===== Material shown =====

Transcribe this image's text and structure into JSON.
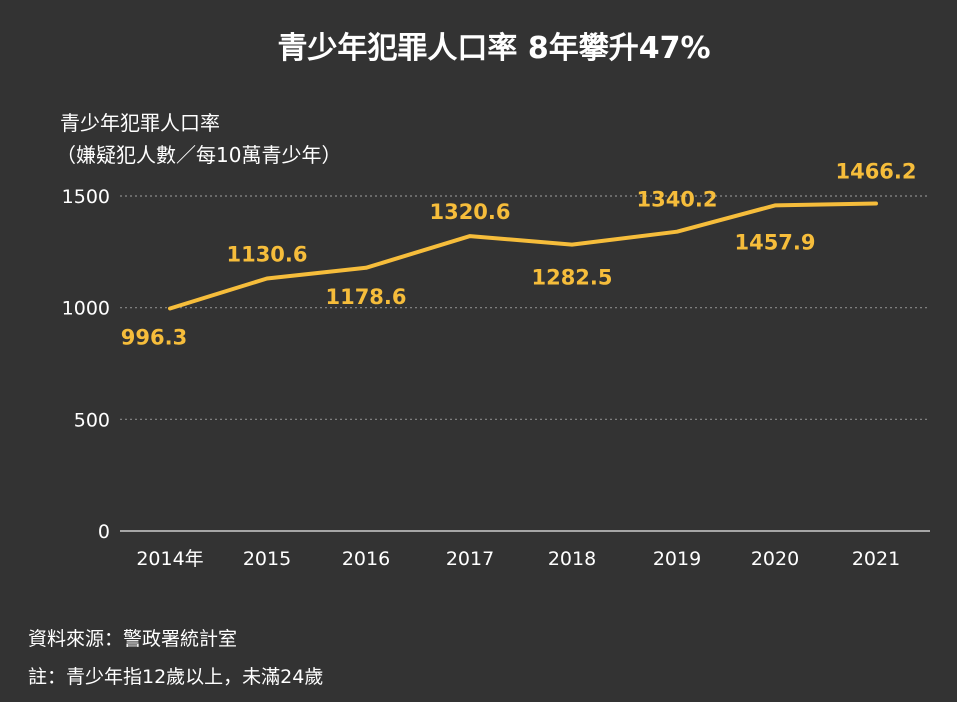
{
  "chart_data": {
    "type": "line",
    "title": "青少年犯罪人口率 8年攀升47%",
    "ylabel": "青少年犯罪人口率",
    "ylabel_sub": "（嫌疑犯人數／每10萬青少年）",
    "categories": [
      "2014年",
      "2015",
      "2016",
      "2017",
      "2018",
      "2019",
      "2020",
      "2021"
    ],
    "series": [
      {
        "values": [
          996.3,
          1130.6,
          1178.6,
          1320.6,
          1282.5,
          1340.2,
          1457.9,
          1466.2
        ]
      }
    ],
    "data_labels": [
      "996.3",
      "1130.6",
      "1178.6",
      "1320.6",
      "1282.5",
      "1340.2",
      "1457.9",
      "1466.2"
    ],
    "yticks": [
      "0",
      "500",
      "1000",
      "1500"
    ],
    "ytick_values": [
      0,
      500,
      1000,
      1500
    ],
    "ylim": [
      0,
      1500
    ],
    "grid": true,
    "legend": "none"
  },
  "footer": {
    "source": "資料來源：警政署統計室",
    "note": "註：青少年指12歲以上，未滿24歲"
  },
  "colors": {
    "background": "#333333",
    "line": "#f6bd3b",
    "text": "#ffffff",
    "grid": "#8a8a8a"
  }
}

=====

Isolate each line of the listing above that includes "text". Copy it.

Exercise output:
Transcribe this image's text and structure into JSON.
    "text": "#ffffff",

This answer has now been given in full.